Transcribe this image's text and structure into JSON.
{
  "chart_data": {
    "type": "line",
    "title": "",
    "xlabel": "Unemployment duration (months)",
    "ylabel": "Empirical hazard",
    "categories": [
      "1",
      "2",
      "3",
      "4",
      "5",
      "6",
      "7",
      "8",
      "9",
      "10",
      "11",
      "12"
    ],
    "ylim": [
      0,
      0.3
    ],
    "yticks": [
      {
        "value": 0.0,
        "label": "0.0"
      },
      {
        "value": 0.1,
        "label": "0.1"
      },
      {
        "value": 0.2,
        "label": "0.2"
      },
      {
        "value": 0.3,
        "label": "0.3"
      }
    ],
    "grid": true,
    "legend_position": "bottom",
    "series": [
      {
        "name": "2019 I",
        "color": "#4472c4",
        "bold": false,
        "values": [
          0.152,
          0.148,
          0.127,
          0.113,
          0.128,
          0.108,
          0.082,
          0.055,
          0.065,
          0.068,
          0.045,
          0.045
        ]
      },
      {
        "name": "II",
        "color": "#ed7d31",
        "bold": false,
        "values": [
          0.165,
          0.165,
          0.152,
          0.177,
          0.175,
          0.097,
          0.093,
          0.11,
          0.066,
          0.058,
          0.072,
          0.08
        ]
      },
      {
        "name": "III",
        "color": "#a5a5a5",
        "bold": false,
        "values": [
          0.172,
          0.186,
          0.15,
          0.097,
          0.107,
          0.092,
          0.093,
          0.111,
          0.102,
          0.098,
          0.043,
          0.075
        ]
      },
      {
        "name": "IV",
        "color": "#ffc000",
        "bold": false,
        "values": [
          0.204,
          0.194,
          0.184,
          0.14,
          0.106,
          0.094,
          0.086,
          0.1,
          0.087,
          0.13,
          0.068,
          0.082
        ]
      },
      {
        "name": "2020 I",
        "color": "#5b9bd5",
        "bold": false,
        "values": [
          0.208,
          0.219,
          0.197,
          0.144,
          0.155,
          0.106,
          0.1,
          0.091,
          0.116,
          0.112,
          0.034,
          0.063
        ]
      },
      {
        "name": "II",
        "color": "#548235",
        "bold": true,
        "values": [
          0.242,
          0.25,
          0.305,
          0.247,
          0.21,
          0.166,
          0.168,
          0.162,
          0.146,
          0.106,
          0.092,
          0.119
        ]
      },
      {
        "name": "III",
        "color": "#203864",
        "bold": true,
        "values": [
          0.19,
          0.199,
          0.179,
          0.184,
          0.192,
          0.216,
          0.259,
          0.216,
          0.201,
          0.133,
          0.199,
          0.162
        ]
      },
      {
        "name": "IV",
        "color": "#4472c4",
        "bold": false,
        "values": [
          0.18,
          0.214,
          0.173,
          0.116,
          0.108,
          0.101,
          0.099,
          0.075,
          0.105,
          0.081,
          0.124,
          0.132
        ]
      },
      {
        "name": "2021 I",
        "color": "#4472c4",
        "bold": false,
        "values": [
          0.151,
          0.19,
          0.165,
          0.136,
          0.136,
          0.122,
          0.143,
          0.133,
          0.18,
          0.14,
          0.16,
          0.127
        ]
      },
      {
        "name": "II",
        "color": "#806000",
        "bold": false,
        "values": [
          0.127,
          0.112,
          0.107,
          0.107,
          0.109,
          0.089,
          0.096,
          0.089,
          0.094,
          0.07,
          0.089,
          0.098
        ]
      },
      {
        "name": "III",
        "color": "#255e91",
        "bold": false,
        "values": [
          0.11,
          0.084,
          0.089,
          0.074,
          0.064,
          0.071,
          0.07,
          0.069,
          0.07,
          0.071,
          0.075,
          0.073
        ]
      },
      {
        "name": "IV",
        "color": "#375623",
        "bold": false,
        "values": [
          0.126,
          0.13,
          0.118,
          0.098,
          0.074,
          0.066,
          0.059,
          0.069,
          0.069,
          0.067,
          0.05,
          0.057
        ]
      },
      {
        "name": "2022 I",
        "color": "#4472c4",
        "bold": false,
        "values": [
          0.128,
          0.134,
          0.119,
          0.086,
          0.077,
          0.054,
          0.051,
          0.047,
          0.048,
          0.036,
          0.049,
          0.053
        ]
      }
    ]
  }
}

▸ **What needs to be done**: Please set down all the data word for word.

▸ **In response**:
Transcribe this image's text and structure into JSON.
{
  "chart_data": {
    "type": "line",
    "title": "",
    "xlabel": "Unemployment duration (months)",
    "ylabel": "Empirical hazard",
    "categories": [
      "1",
      "2",
      "3",
      "4",
      "5",
      "6",
      "7",
      "8",
      "9",
      "10",
      "11",
      "12"
    ],
    "ylim": [
      0,
      0.3
    ],
    "yticks": [
      {
        "value": 0.0,
        "label": "0.0"
      },
      {
        "value": 0.1,
        "label": "0.1"
      },
      {
        "value": 0.2,
        "label": "0.2"
      },
      {
        "value": 0.3,
        "label": "0.3"
      }
    ],
    "grid": true,
    "legend_position": "bottom",
    "series": [
      {
        "name": "2019 I",
        "color": "#4472c4",
        "bold": false,
        "values": [
          0.152,
          0.148,
          0.127,
          0.113,
          0.128,
          0.108,
          0.082,
          0.055,
          0.065,
          0.068,
          0.045,
          0.045
        ]
      },
      {
        "name": "II",
        "color": "#ed7d31",
        "bold": false,
        "values": [
          0.165,
          0.165,
          0.152,
          0.177,
          0.175,
          0.097,
          0.093,
          0.11,
          0.066,
          0.058,
          0.072,
          0.08
        ]
      },
      {
        "name": "III",
        "color": "#a5a5a5",
        "bold": false,
        "values": [
          0.172,
          0.186,
          0.15,
          0.097,
          0.107,
          0.092,
          0.093,
          0.111,
          0.102,
          0.098,
          0.043,
          0.075
        ]
      },
      {
        "name": "IV",
        "color": "#ffc000",
        "bold": false,
        "values": [
          0.204,
          0.194,
          0.184,
          0.14,
          0.106,
          0.094,
          0.086,
          0.1,
          0.087,
          0.13,
          0.068,
          0.082
        ]
      },
      {
        "name": "2020 I",
        "color": "#5b9bd5",
        "bold": false,
        "values": [
          0.208,
          0.219,
          0.197,
          0.144,
          0.155,
          0.106,
          0.1,
          0.091,
          0.116,
          0.112,
          0.034,
          0.063
        ]
      },
      {
        "name": "II",
        "color": "#548235",
        "bold": true,
        "values": [
          0.242,
          0.25,
          0.305,
          0.247,
          0.21,
          0.166,
          0.168,
          0.162,
          0.146,
          0.106,
          0.092,
          0.119
        ]
      },
      {
        "name": "III",
        "color": "#203864",
        "bold": true,
        "values": [
          0.19,
          0.199,
          0.179,
          0.184,
          0.192,
          0.216,
          0.259,
          0.216,
          0.201,
          0.133,
          0.199,
          0.162
        ]
      },
      {
        "name": "IV",
        "color": "#4472c4",
        "bold": false,
        "values": [
          0.18,
          0.214,
          0.173,
          0.116,
          0.108,
          0.101,
          0.099,
          0.075,
          0.105,
          0.081,
          0.124,
          0.132
        ]
      },
      {
        "name": "2021 I",
        "color": "#4472c4",
        "bold": false,
        "values": [
          0.151,
          0.19,
          0.165,
          0.136,
          0.136,
          0.122,
          0.143,
          0.133,
          0.18,
          0.14,
          0.16,
          0.127
        ]
      },
      {
        "name": "II",
        "color": "#806000",
        "bold": false,
        "values": [
          0.127,
          0.112,
          0.107,
          0.107,
          0.109,
          0.089,
          0.096,
          0.089,
          0.094,
          0.07,
          0.089,
          0.098
        ]
      },
      {
        "name": "III",
        "color": "#255e91",
        "bold": false,
        "values": [
          0.11,
          0.084,
          0.089,
          0.074,
          0.064,
          0.071,
          0.07,
          0.069,
          0.07,
          0.071,
          0.075,
          0.073
        ]
      },
      {
        "name": "IV",
        "color": "#375623",
        "bold": false,
        "values": [
          0.126,
          0.13,
          0.118,
          0.098,
          0.074,
          0.066,
          0.059,
          0.069,
          0.069,
          0.067,
          0.05,
          0.057
        ]
      },
      {
        "name": "2022 I",
        "color": "#4472c4",
        "bold": false,
        "values": [
          0.128,
          0.134,
          0.119,
          0.086,
          0.077,
          0.054,
          0.051,
          0.047,
          0.048,
          0.036,
          0.049,
          0.053
        ]
      }
    ]
  }
}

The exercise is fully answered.